Find each line containing the string "Condo" and return it.

>> START Material for this exercise

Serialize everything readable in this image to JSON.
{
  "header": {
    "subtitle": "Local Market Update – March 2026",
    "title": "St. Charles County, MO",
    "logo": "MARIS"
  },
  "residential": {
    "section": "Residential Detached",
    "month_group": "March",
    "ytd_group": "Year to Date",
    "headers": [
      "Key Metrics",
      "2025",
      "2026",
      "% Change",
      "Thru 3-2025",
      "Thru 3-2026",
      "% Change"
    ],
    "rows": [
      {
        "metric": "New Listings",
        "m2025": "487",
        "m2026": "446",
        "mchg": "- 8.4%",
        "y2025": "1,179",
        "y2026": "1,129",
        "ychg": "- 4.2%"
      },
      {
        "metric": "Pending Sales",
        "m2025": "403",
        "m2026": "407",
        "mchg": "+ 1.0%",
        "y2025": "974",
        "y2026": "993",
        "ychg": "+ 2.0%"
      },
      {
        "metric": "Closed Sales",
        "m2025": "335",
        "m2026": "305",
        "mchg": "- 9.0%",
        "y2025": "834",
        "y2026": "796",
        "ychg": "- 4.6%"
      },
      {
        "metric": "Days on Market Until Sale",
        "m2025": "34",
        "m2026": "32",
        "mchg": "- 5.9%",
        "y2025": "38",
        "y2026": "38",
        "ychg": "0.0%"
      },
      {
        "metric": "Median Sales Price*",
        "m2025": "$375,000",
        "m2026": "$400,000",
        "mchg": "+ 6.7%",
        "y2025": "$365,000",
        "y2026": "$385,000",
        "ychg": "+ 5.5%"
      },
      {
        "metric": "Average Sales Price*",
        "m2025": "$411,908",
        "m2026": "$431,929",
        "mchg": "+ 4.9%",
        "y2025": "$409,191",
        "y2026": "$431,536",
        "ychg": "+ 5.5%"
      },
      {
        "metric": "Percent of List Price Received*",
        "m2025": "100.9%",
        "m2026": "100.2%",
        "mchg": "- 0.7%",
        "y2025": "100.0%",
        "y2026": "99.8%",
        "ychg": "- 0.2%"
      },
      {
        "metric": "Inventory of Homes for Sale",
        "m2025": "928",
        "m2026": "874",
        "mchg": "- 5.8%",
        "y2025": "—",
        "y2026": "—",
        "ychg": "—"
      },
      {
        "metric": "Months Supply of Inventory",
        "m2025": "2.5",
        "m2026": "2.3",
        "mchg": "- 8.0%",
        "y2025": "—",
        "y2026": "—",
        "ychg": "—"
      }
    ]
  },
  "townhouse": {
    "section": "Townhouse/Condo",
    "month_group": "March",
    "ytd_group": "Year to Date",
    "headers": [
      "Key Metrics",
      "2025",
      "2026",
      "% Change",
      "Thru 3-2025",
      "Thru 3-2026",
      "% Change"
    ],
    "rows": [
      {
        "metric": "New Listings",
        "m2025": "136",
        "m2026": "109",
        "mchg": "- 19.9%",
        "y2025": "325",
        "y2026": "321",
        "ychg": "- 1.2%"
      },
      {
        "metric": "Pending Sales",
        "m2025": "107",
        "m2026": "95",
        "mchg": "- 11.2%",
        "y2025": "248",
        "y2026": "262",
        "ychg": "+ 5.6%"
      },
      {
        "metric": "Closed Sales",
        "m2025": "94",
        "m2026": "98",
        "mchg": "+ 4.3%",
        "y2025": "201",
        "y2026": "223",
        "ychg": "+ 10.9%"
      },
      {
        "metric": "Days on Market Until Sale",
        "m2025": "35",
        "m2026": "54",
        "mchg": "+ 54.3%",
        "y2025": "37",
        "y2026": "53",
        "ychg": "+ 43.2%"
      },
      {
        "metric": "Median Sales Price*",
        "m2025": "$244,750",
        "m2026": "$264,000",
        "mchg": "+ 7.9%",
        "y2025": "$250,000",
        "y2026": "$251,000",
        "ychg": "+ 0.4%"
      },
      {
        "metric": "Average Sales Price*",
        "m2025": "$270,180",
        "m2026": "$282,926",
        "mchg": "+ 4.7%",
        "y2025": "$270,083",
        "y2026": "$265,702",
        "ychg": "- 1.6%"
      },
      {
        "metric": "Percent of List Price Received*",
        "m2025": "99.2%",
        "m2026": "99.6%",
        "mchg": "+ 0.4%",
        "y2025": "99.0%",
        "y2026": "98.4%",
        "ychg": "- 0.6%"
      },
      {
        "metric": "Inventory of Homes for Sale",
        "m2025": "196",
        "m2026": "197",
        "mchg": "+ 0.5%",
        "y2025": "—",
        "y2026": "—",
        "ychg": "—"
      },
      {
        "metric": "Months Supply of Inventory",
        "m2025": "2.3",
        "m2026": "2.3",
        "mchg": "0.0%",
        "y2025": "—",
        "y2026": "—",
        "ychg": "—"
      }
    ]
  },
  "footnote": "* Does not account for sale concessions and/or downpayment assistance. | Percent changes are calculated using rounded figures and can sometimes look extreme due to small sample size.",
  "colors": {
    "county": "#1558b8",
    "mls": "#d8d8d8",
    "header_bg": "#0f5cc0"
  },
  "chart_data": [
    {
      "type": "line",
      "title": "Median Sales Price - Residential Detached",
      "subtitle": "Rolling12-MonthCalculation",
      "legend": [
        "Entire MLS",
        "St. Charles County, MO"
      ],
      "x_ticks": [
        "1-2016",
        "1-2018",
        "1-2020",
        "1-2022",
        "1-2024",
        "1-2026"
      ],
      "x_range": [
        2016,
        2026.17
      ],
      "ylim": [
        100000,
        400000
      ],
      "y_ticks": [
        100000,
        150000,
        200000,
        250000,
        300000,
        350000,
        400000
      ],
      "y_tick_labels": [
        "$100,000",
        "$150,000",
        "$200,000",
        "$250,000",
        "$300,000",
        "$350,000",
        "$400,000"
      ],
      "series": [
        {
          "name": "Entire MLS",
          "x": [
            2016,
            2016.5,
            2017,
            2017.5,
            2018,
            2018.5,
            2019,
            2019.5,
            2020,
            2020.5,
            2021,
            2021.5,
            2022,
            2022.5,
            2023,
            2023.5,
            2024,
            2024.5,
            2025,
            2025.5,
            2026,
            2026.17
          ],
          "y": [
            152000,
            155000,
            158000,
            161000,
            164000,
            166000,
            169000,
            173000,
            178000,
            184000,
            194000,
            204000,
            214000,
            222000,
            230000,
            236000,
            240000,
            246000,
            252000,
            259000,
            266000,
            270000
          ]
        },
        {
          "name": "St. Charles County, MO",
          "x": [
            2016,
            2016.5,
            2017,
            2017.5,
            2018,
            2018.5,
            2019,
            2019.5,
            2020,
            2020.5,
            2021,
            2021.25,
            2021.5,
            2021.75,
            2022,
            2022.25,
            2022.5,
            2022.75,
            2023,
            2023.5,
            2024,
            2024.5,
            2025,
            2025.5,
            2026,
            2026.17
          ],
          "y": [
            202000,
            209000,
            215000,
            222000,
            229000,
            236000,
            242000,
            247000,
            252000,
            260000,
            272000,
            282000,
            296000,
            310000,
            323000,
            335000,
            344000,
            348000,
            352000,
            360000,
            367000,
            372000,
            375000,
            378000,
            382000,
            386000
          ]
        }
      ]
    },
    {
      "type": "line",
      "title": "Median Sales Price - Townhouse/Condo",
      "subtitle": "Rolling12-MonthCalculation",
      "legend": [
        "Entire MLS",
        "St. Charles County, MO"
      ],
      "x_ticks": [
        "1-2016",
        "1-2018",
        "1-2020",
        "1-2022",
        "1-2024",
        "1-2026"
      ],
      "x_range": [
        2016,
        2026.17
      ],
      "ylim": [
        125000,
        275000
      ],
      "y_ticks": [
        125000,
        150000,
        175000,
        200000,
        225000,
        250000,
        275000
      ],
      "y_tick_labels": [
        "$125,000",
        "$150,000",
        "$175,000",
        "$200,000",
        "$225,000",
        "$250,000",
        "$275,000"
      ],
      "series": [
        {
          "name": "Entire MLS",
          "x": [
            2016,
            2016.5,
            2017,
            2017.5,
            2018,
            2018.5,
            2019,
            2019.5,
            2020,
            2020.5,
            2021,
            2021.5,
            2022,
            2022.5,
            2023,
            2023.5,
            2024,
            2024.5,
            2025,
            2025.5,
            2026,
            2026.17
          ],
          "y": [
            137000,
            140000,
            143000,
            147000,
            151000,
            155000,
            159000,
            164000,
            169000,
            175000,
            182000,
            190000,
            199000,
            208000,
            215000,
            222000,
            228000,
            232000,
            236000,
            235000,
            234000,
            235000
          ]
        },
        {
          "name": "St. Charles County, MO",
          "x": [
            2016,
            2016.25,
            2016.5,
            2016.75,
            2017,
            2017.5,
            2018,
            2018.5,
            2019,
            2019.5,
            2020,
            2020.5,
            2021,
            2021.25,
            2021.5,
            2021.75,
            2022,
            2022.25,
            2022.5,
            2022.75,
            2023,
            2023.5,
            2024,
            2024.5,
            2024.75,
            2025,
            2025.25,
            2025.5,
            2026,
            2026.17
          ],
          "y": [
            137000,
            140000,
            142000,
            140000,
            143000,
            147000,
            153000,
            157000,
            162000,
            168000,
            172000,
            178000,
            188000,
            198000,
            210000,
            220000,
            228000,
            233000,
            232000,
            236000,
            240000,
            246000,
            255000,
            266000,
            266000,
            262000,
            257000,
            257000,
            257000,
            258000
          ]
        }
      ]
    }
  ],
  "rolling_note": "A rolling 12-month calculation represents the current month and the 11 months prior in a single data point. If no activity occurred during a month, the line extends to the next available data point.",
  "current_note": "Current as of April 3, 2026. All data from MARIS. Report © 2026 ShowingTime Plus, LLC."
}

>> END Material for this exercise

▶ [Exercise solution]
    "section": "Townhouse/Condo",
      "title": "Median Sales Price - Townhouse/Condo",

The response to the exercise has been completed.